> Task:
Copy the lines of the listing below verbatim, from the one containing "menu-item-description: Hier kannst du deine" through the one containing "chevron-right-icon <box>1310 639", including both.

> Layout annotation listing:
============

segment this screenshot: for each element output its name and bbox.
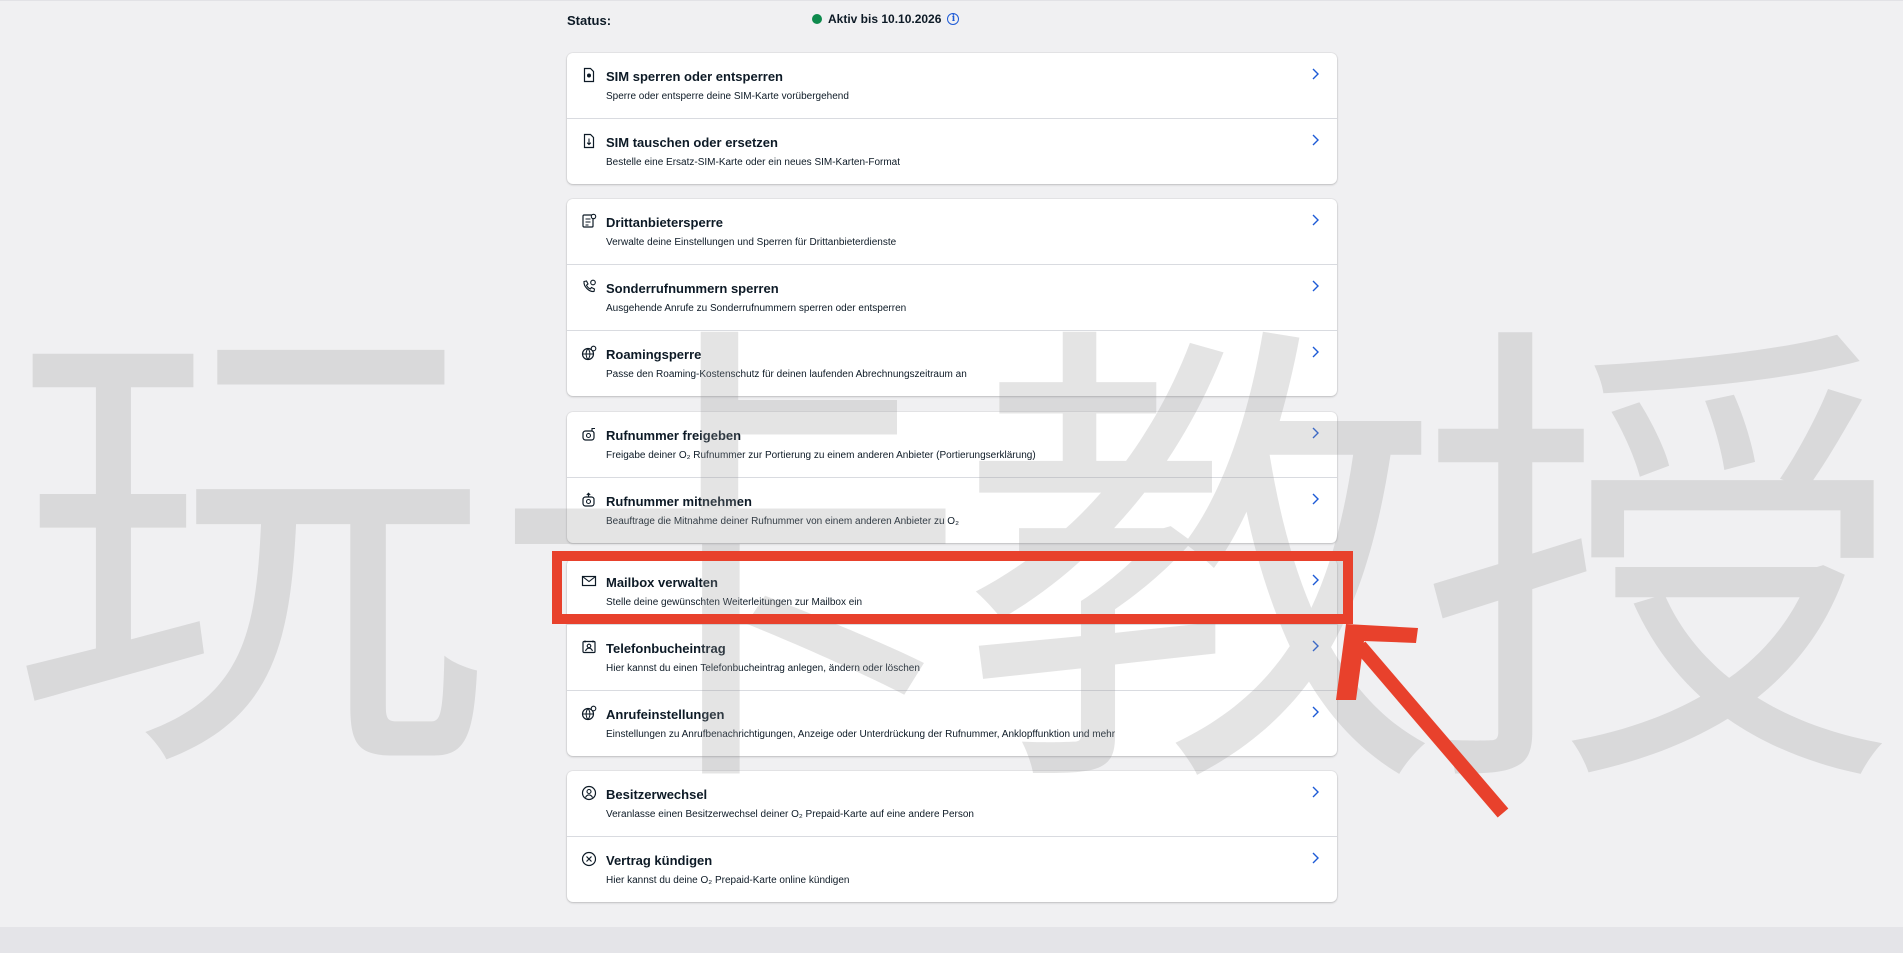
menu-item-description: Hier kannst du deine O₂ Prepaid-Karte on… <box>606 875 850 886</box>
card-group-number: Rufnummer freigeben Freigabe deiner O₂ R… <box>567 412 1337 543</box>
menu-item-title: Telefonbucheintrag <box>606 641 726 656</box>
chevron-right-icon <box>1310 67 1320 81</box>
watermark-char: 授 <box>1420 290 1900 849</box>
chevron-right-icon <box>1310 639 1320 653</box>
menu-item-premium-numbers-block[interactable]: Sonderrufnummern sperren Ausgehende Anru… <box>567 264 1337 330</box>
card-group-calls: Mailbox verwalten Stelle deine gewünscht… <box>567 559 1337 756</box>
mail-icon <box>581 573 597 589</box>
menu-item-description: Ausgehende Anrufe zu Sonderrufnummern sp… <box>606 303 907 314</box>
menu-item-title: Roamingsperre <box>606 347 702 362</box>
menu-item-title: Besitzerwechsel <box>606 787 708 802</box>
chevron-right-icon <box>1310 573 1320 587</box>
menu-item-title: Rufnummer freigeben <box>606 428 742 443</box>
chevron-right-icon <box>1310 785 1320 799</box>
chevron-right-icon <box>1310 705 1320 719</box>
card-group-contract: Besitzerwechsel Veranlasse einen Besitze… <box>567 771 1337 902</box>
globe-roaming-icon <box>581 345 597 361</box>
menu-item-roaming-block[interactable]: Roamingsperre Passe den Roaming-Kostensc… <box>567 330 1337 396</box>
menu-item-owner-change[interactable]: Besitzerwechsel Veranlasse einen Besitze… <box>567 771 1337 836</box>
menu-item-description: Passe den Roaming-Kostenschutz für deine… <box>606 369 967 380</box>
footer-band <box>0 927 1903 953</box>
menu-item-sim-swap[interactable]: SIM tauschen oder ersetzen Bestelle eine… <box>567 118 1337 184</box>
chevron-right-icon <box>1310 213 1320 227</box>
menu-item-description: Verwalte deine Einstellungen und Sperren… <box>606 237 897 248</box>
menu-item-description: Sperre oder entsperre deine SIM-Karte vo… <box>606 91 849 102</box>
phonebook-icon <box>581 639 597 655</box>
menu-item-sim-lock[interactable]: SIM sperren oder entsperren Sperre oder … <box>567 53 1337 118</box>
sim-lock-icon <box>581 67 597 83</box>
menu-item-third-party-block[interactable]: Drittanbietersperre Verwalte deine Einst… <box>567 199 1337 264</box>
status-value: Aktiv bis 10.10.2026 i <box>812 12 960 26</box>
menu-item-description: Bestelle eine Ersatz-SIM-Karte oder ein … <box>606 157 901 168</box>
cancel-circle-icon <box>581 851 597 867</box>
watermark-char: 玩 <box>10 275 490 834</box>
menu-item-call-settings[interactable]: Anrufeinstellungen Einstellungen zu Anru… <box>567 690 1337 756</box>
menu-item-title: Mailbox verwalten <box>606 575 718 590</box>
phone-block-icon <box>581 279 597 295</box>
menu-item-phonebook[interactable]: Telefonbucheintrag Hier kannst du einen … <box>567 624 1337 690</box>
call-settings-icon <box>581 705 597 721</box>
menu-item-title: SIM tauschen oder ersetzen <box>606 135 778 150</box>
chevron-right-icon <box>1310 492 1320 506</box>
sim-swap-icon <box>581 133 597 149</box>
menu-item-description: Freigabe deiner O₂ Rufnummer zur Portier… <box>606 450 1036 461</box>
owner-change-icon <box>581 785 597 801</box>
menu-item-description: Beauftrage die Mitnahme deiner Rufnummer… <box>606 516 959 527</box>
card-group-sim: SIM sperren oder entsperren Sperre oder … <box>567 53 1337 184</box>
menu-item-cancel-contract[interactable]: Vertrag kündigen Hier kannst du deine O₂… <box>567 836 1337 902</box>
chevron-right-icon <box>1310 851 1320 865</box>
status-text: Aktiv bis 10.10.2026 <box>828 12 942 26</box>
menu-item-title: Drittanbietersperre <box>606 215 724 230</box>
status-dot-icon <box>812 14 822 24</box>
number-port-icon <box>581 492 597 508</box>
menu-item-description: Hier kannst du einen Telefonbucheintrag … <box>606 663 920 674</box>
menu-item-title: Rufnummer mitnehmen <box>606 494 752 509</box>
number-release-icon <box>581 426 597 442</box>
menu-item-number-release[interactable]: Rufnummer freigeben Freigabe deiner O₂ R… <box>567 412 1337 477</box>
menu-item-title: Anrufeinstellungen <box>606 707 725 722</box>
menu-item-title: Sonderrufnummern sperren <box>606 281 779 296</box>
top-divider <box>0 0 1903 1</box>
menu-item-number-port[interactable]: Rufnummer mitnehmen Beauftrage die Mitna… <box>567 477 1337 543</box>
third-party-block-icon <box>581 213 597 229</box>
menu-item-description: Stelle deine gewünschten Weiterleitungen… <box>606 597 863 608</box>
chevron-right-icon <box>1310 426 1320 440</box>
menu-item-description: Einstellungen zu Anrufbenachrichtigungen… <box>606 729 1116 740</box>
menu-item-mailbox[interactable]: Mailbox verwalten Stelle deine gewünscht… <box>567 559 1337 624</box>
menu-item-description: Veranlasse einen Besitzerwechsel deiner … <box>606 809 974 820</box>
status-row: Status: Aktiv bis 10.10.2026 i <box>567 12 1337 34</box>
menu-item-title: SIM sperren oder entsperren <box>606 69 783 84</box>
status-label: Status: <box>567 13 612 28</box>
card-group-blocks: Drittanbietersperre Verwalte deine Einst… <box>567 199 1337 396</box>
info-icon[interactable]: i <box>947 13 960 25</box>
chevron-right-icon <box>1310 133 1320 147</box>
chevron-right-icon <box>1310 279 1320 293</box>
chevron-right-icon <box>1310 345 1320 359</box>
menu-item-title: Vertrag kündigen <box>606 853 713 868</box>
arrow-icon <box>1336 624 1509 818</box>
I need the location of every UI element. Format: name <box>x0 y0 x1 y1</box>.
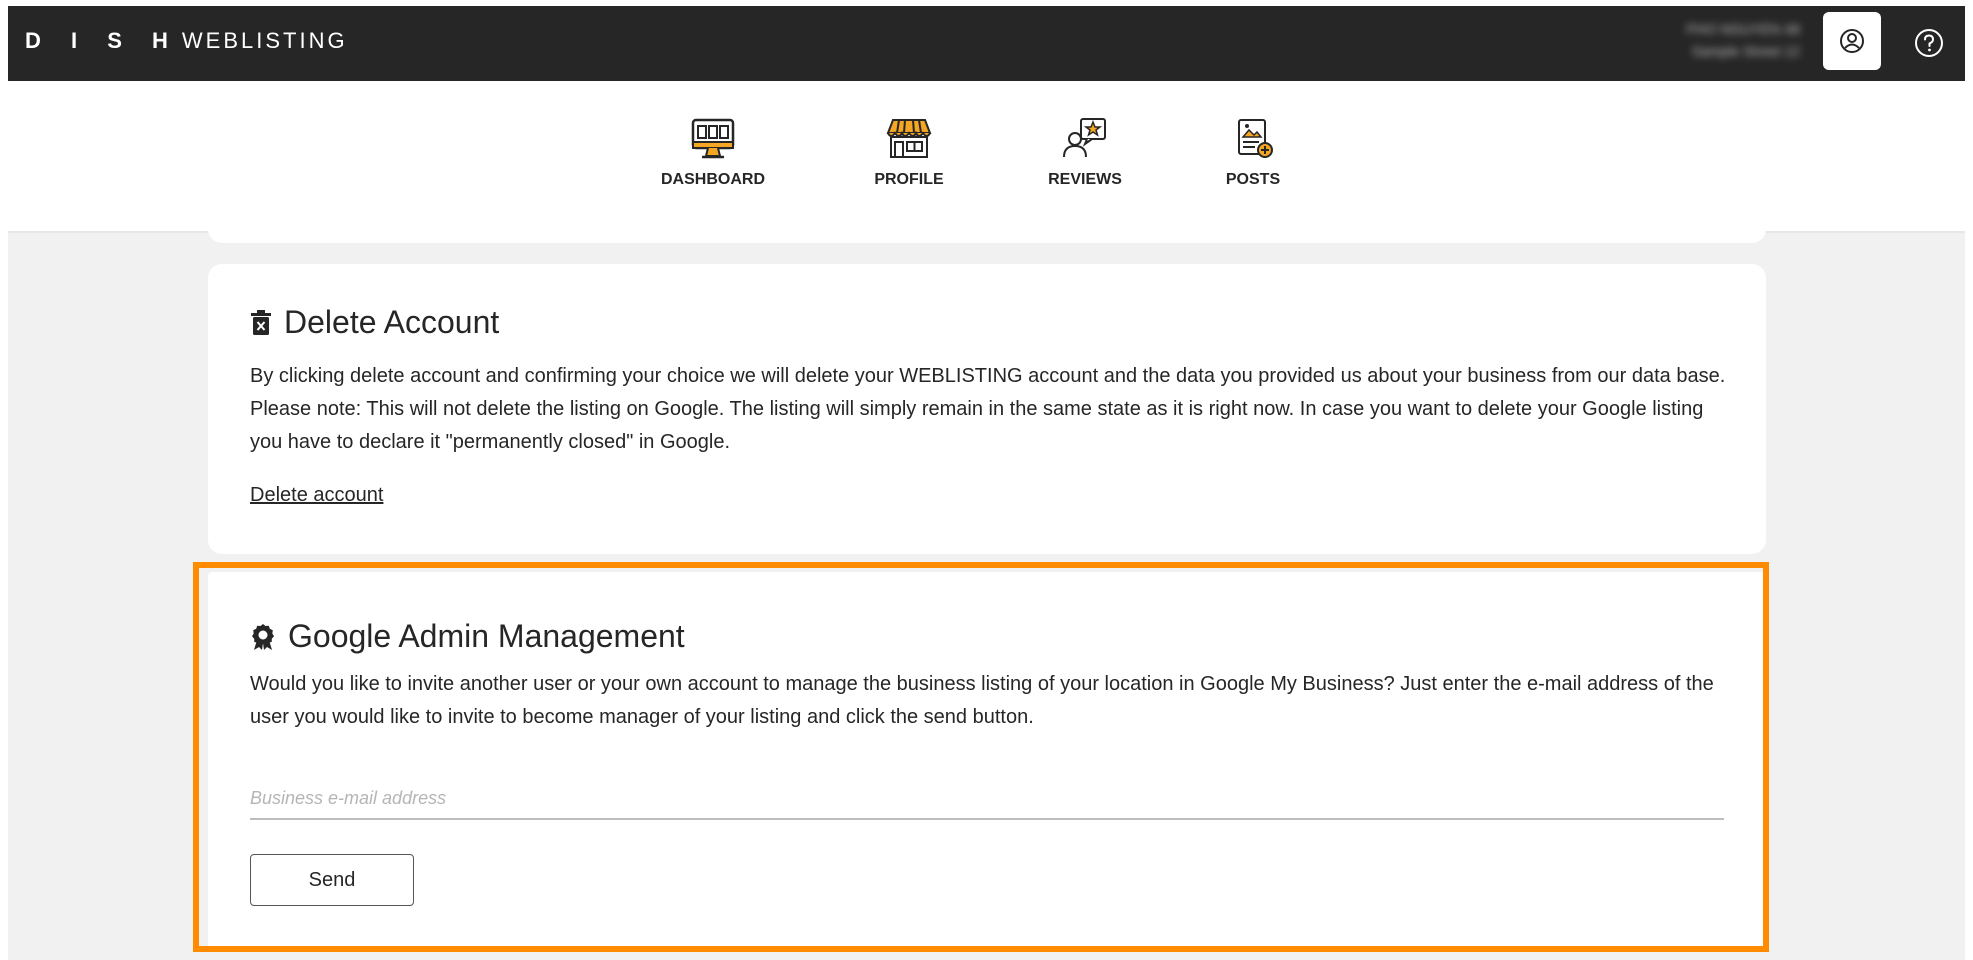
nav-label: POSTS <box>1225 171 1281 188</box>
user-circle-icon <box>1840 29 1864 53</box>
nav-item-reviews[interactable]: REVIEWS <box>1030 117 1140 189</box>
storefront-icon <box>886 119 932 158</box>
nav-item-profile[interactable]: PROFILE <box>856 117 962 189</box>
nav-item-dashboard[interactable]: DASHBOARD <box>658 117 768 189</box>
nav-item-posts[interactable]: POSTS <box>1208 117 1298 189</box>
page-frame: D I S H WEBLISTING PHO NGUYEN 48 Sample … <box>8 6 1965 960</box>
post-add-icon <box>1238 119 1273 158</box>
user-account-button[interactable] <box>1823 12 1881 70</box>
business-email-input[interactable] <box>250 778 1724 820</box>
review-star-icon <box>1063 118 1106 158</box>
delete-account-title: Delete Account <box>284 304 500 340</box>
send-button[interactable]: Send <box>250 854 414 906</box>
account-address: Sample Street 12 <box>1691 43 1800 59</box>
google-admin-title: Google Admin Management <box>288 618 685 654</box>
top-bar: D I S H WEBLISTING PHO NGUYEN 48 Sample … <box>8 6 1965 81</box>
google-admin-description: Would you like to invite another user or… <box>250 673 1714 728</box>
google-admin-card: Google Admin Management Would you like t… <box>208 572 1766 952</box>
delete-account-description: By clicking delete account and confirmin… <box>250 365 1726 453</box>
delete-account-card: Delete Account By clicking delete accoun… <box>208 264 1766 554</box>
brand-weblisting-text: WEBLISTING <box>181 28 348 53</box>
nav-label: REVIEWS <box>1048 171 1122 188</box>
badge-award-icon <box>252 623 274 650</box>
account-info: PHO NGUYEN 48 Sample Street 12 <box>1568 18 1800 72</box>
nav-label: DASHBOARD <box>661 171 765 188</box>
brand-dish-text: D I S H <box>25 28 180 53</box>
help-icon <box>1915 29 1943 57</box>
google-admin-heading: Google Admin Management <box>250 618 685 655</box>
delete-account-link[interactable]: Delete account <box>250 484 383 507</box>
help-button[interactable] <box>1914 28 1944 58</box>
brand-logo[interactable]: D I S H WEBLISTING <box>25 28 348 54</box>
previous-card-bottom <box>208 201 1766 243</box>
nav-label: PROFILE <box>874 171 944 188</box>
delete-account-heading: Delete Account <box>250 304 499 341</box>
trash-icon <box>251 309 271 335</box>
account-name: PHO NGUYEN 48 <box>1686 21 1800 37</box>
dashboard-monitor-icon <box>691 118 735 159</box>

============

> Solution to this task:
menu-item-description: Hier kannst du deine O₂ Prepaid-Karte on… <box>606 875 850 886</box>
card-group-number: Rufnummer freigeben Freigabe deiner O₂ R… <box>567 412 1337 543</box>
menu-item-title: Telefonbucheintrag <box>606 641 726 656</box>
chevron-right-icon <box>1310 67 1320 81</box>
watermark-char: 授 <box>1420 290 1900 849</box>
chevron-right-icon <box>1310 639 1320 653</box>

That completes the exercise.